§ **Goal**
For the copy, please give all of the data again exactly and leave the pictures out.

§ **Supplied material**
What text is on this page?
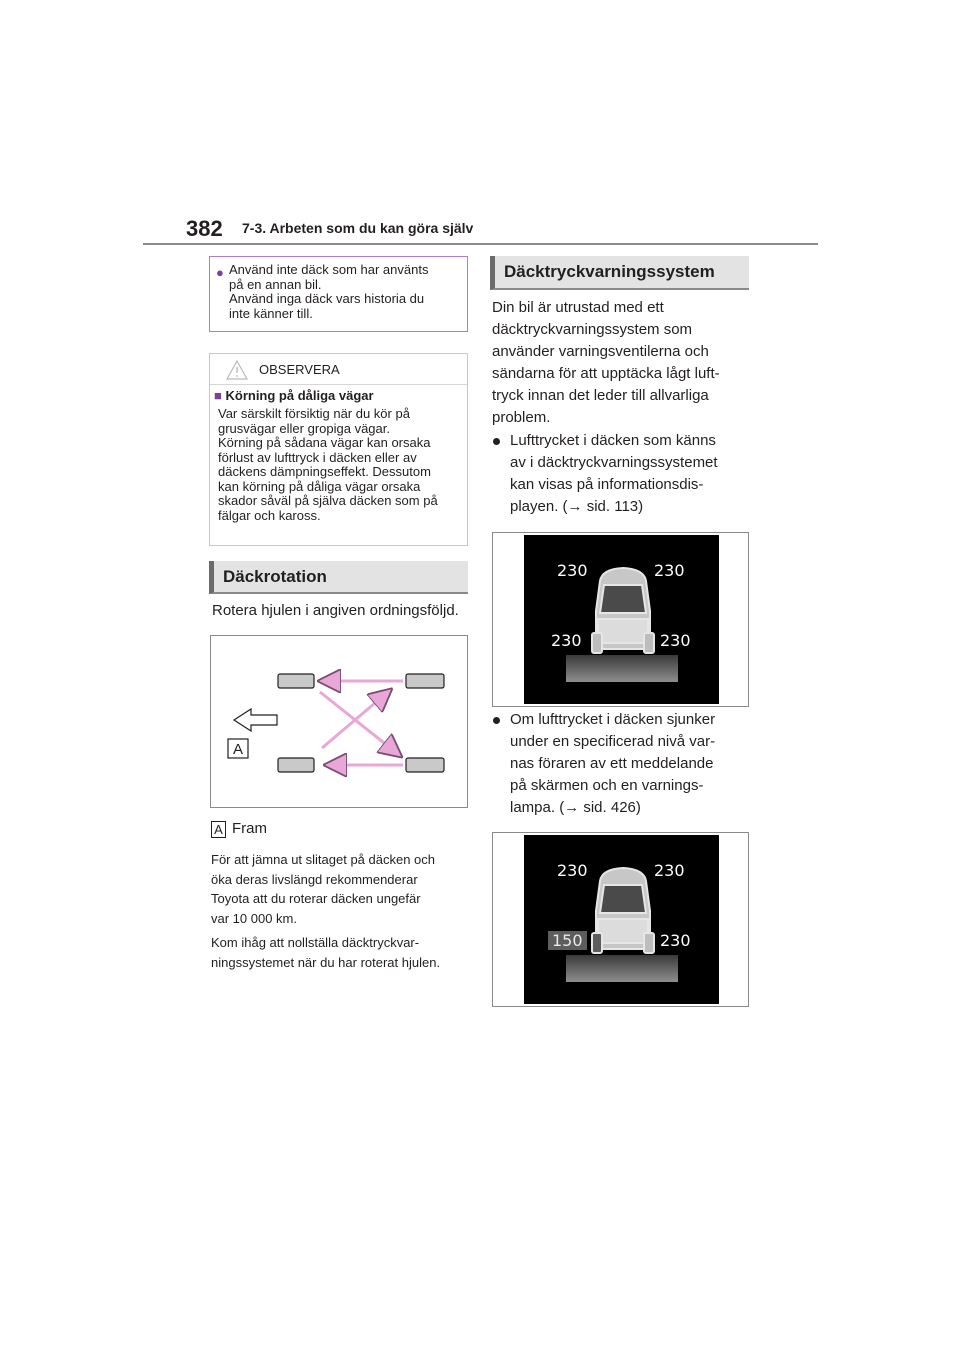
382 7-3. Arbeten som du kan göra själv
● Använd inte däck som har använts
på en annan bil.
Använd inga däck vars historia du
inte känner till.
OBSERVERA
■ Körning på dåliga vägar
Var särskilt försiktig när du kör på
grusvägar eller gropiga vägar.
Körning på sådana vägar kan orsaka
förlust av lufttryck i däcken eller av
däckens dämpningseffekt. Dessutom
kan körning på dåliga vägar orsaka
skador såväl på själva däcken som på
fälgar och kaross.
Däckrotation
Rotera hjulen i angiven ordningsföljd.
A
A Fram
För att jämna ut slitaget på däcken och
öka deras livslängd rekommenderar
Toyota att du roterar däcken ungefär
var 10 000 km.
Kom ihåg att nollställa däcktryckvar-
ningssystemet när du har roterat hjulen.
Däcktryckvarningssystem
Din bil är utrustad med ett
däcktryckvarningssystem som
använder varningsventilerna och
sändarna för att upptäcka lågt luft-
tryck innan det leder till allvarliga
problem.
Lufttrycket i däcken som känns
av i däcktryckvarningssystemet
kan visas på informationsdis-
playen. (→ sid. 113)
230	230
230	230
Om lufttrycket i däcken sjunker
under en specificerad nivå var-
nas föraren av ett meddelande
på skärmen och en varnings-
lampa. (→ sid. 426)
230	230
150	230
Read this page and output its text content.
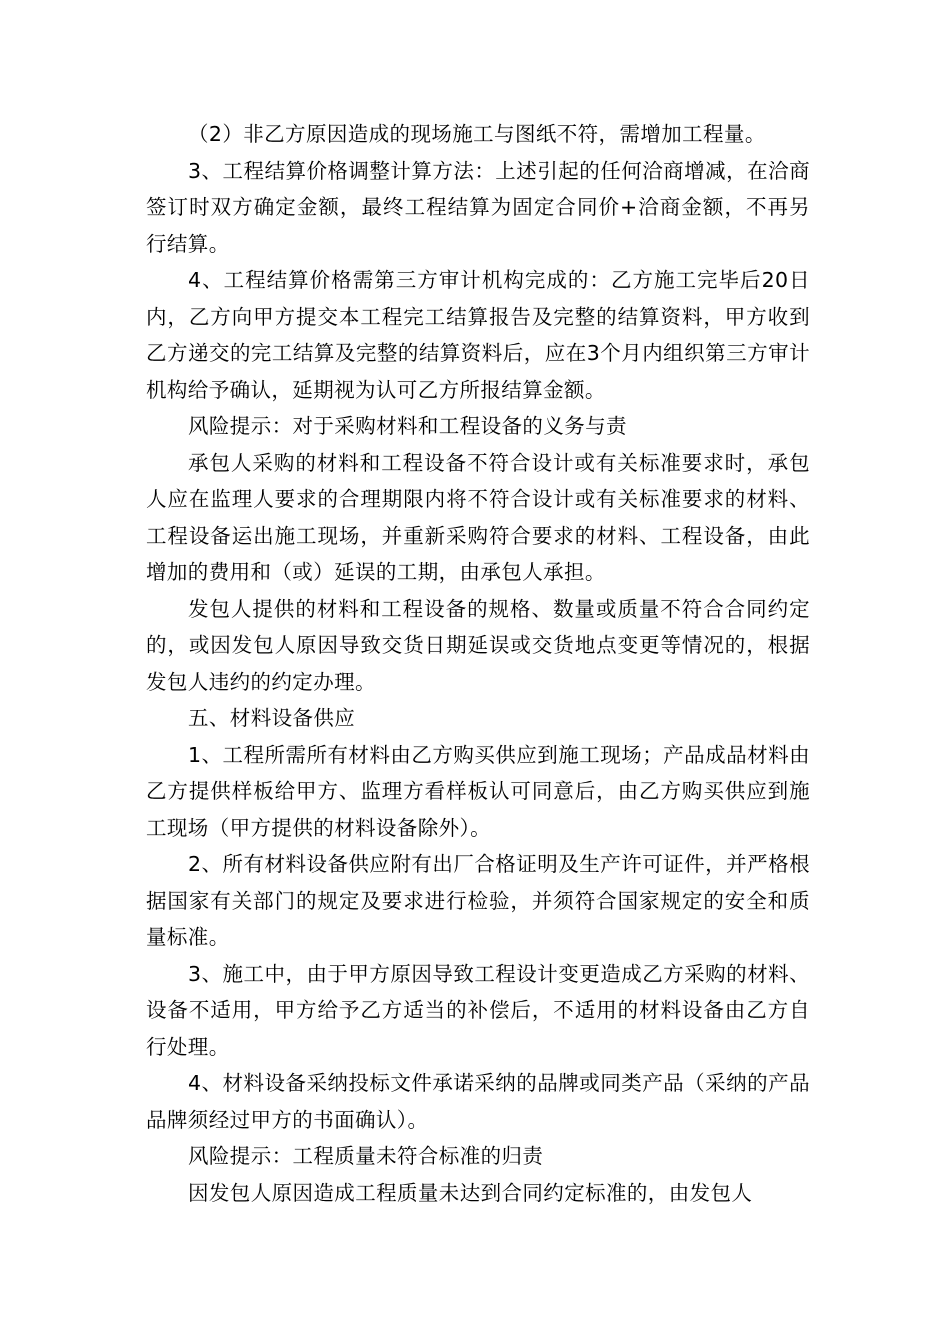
（2）非乙方原因造成的现场施工与图纸不符，需增加工程量。

3、工程结算价格调整计算方法：上述引起的任何洽商增减，在洽商签订时双方确定金额，最终工程结算为固定合同价+洽商金额，不再另行结算。

4、工程结算价格需第三方审计机构完成的：乙方施工完毕后20日内，乙方向甲方提交本工程完工结算报告及完整的结算资料，甲方收到乙方递交的完工结算及完整的结算资料后，应在3个月内组织第三方审计机构给予确认，延期视为认可乙方所报结算金额。

风险提示：对于采购材料和工程设备的义务与责

承包人采购的材料和工程设备不符合设计或有关标准要求时，承包人应在监理人要求的合理期限内将不符合设计或有关标准要求的材料、工程设备运出施工现场，并重新采购符合要求的材料、工程设备，由此增加的费用和（或）延误的工期，由承包人承担。

发包人提供的材料和工程设备的规格、数量或质量不符合合同约定的，或因发包人原因导致交货日期延误或交货地点变更等情况的，根据发包人违约的约定办理。

五、材料设备供应

1、工程所需所有材料由乙方购买供应到施工现场；产品成品材料由乙方提供样板给甲方、监理方看样板认可同意后，由乙方购买供应到施工现场（甲方提供的材料设备除外）。

2、所有材料设备供应附有出厂合格证明及生产许可证件，并严格根据国家有关部门的规定及要求进行检验，并须符合国家规定的安全和质量标准。

3、施工中，由于甲方原因导致工程设计变更造成乙方采购的材料、设备不适用，甲方给予乙方适当的补偿后，不适用的材料设备由乙方自行处理。

4、材料设备采纳投标文件承诺采纳的品牌或同类产品（采纳的产品品牌须经过甲方的书面确认）。

风险提示：工程质量未符合标准的归责

因发包人原因造成工程质量未达到合同约定标准的，由发包人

§ **Exercise response**
What text is on this page?
382 7-3. Arbeten som du kan göra själv
● Använd inte däck som har använts
på en annan bil.
Använd inga däck vars historia du
inte känner till.
OBSERVERA
■ Körning på dåliga vägar
Var särskilt försiktig när du kör på
grusvägar eller gropiga vägar.
Körning på sådana vägar kan orsaka
förlust av lufttryck i däcken eller av
däckens dämpningseffekt. Dessutom
kan körning på dåliga vägar orsaka
skador såväl på själva däcken som på
fälgar och kaross.
Däckrotation
Rotera hjulen i angiven ordningsföljd.
A
A Fram
För att jämna ut slitaget på däcken och
öka deras livslängd rekommenderar
Toyota att du roterar däcken ungefär
var 10 000 km.
Kom ihåg att nollställa däcktryckvar-
ningssystemet när du har roterat hjulen.
Däcktryckvarningssystem
Din bil är utrustad med ett
däcktryckvarningssystem som
använder varningsventilerna och
sändarna för att upptäcka lågt luft-
tryck innan det leder till allvarliga
problem.
Lufttrycket i däcken som känns
av i däcktryckvarningssystemet
kan visas på informationsdis-
playen. (→ sid. 113)
230	230
230	230
Om lufttrycket i däcken sjunker
under en specificerad nivå var-
nas föraren av ett meddelande
på skärmen och en varnings-
lampa. (→ sid. 426)
230	230
150	230
Read this page and output its text content.
（2）非乙方原因造成的现场施工与图纸不符，需增加工程量。

3、工程结算价格调整计算方法：上述引起的任何洽商增减，在洽商签订时双方确定金额，最终工程结算为固定合同价+洽商金额，不再另行结算。

4、工程结算价格需第三方审计机构完成的：乙方施工完毕后20日内，乙方向甲方提交本工程完工结算报告及完整的结算资料，甲方收到乙方递交的完工结算及完整的结算资料后，应在3个月内组织第三方审计机构给予确认，延期视为认可乙方所报结算金额。

风险提示：对于采购材料和工程设备的义务与责

承包人采购的材料和工程设备不符合设计或有关标准要求时，承包人应在监理人要求的合理期限内将不符合设计或有关标准要求的材料、工程设备运出施工现场，并重新采购符合要求的材料、工程设备，由此增加的费用和（或）延误的工期，由承包人承担。

发包人提供的材料和工程设备的规格、数量或质量不符合合同约定的，或因发包人原因导致交货日期延误或交货地点变更等情况的，根据发包人违约的约定办理。

五、材料设备供应

1、工程所需所有材料由乙方购买供应到施工现场；产品成品材料由乙方提供样板给甲方、监理方看样板认可同意后，由乙方购买供应到施工现场（甲方提供的材料设备除外）。

2、所有材料设备供应附有出厂合格证明及生产许可证件，并严格根据国家有关部门的规定及要求进行检验，并须符合国家规定的安全和质量标准。

3、施工中，由于甲方原因导致工程设计变更造成乙方采购的材料、设备不适用，甲方给予乙方适当的补偿后，不适用的材料设备由乙方自行处理。

4、材料设备采纳投标文件承诺采纳的品牌或同类产品（采纳的产品品牌须经过甲方的书面确认）。

风险提示：工程质量未符合标准的归责

因发包人原因造成工程质量未达到合同约定标准的，由发包人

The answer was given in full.